> [Goal] All of the records below must be output exactly, with no pictures carried over.
### Supplied records ###
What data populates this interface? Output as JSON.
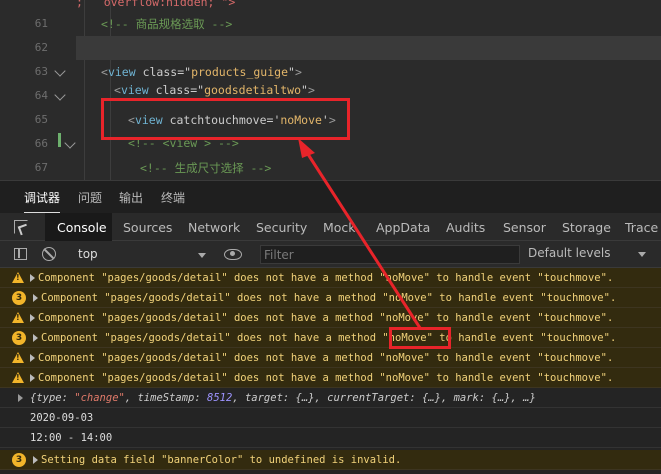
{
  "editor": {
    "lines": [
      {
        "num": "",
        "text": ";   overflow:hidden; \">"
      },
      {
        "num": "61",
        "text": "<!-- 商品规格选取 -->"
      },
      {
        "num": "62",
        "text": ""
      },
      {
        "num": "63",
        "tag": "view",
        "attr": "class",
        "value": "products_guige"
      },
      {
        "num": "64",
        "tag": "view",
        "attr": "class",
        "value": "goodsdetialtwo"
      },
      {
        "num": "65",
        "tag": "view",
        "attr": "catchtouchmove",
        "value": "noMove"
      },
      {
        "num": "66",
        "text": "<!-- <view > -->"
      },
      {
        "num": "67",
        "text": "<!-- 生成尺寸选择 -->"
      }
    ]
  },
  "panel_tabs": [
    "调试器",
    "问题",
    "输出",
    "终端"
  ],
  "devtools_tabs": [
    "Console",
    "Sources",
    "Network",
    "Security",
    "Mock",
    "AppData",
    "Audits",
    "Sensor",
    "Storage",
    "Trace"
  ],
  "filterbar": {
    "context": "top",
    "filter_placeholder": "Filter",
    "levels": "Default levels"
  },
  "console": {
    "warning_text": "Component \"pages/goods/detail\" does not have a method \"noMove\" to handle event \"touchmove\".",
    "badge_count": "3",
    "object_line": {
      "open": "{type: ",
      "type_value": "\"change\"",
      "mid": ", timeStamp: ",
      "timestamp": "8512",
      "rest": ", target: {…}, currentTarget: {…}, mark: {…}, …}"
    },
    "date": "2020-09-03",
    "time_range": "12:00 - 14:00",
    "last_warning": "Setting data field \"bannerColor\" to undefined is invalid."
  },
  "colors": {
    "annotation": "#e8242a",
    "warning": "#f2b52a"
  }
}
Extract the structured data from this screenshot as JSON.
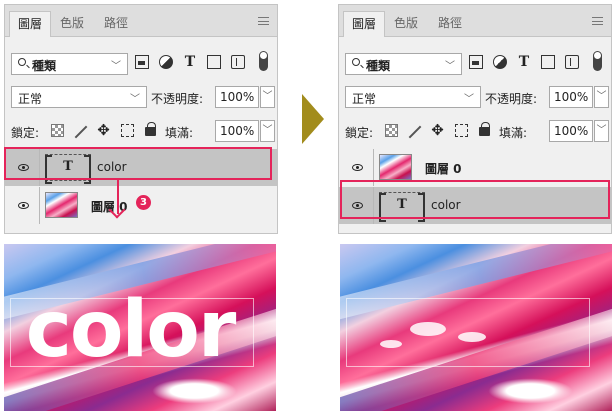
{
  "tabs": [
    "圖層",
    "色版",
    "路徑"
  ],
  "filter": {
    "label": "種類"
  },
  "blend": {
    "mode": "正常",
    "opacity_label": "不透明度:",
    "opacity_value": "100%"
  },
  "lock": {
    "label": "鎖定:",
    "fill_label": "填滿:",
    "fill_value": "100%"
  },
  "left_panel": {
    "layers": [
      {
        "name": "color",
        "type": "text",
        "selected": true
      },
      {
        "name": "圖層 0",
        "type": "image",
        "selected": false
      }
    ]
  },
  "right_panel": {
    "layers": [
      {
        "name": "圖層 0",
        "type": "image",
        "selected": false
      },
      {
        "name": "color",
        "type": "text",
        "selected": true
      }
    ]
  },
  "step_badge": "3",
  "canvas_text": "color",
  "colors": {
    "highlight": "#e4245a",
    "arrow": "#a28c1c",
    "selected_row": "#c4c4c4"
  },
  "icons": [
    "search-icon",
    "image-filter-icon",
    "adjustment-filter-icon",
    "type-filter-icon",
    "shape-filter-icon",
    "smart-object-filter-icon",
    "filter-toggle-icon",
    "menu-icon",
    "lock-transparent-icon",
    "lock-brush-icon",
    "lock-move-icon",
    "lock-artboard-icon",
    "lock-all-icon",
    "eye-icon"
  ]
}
###
> [The solution]
What data populates this interface? Output as JSON.
{
  "editor": {
    "lines": [
      {
        "num": "",
        "text": ";   overflow:hidden; \">"
      },
      {
        "num": "61",
        "text": "<!-- 商品规格选取 -->"
      },
      {
        "num": "62",
        "text": ""
      },
      {
        "num": "63",
        "tag": "view",
        "attr": "class",
        "value": "products_guige"
      },
      {
        "num": "64",
        "tag": "view",
        "attr": "class",
        "value": "goodsdetialtwo"
      },
      {
        "num": "65",
        "tag": "view",
        "attr": "catchtouchmove",
        "value": "noMove"
      },
      {
        "num": "66",
        "text": "<!-- <view > -->"
      },
      {
        "num": "67",
        "text": "<!-- 生成尺寸选择 -->"
      }
    ]
  },
  "panel_tabs": [
    "调试器",
    "问题",
    "输出",
    "终端"
  ],
  "devtools_tabs": [
    "Console",
    "Sources",
    "Network",
    "Security",
    "Mock",
    "AppData",
    "Audits",
    "Sensor",
    "Storage",
    "Trace"
  ],
  "filterbar": {
    "context": "top",
    "filter_placeholder": "Filter",
    "levels": "Default levels"
  },
  "console": {
    "warning_text": "Component \"pages/goods/detail\" does not have a method \"noMove\" to handle event \"touchmove\".",
    "badge_count": "3",
    "object_line": {
      "open": "{type: ",
      "type_value": "\"change\"",
      "mid": ", timeStamp: ",
      "timestamp": "8512",
      "rest": ", target: {…}, currentTarget: {…}, mark: {…}, …}"
    },
    "date": "2020-09-03",
    "time_range": "12:00 - 14:00",
    "last_warning": "Setting data field \"bannerColor\" to undefined is invalid."
  },
  "colors": {
    "annotation": "#e8242a",
    "warning": "#f2b52a"
  }
}
Extract the structured data from this screenshot as JSON.
{
  "tabs": [
    "圖層",
    "色版",
    "路徑"
  ],
  "filter": {
    "label": "種類"
  },
  "blend": {
    "mode": "正常",
    "opacity_label": "不透明度:",
    "opacity_value": "100%"
  },
  "lock": {
    "label": "鎖定:",
    "fill_label": "填滿:",
    "fill_value": "100%"
  },
  "left_panel": {
    "layers": [
      {
        "name": "color",
        "type": "text",
        "selected": true
      },
      {
        "name": "圖層 0",
        "type": "image",
        "selected": false
      }
    ]
  },
  "right_panel": {
    "layers": [
      {
        "name": "圖層 0",
        "type": "image",
        "selected": false
      },
      {
        "name": "color",
        "type": "text",
        "selected": true
      }
    ]
  },
  "step_badge": "3",
  "canvas_text": "color",
  "colors": {
    "highlight": "#e4245a",
    "arrow": "#a28c1c",
    "selected_row": "#c4c4c4"
  },
  "icons": [
    "search-icon",
    "image-filter-icon",
    "adjustment-filter-icon",
    "type-filter-icon",
    "shape-filter-icon",
    "smart-object-filter-icon",
    "filter-toggle-icon",
    "menu-icon",
    "lock-transparent-icon",
    "lock-brush-icon",
    "lock-move-icon",
    "lock-artboard-icon",
    "lock-all-icon",
    "eye-icon"
  ]
}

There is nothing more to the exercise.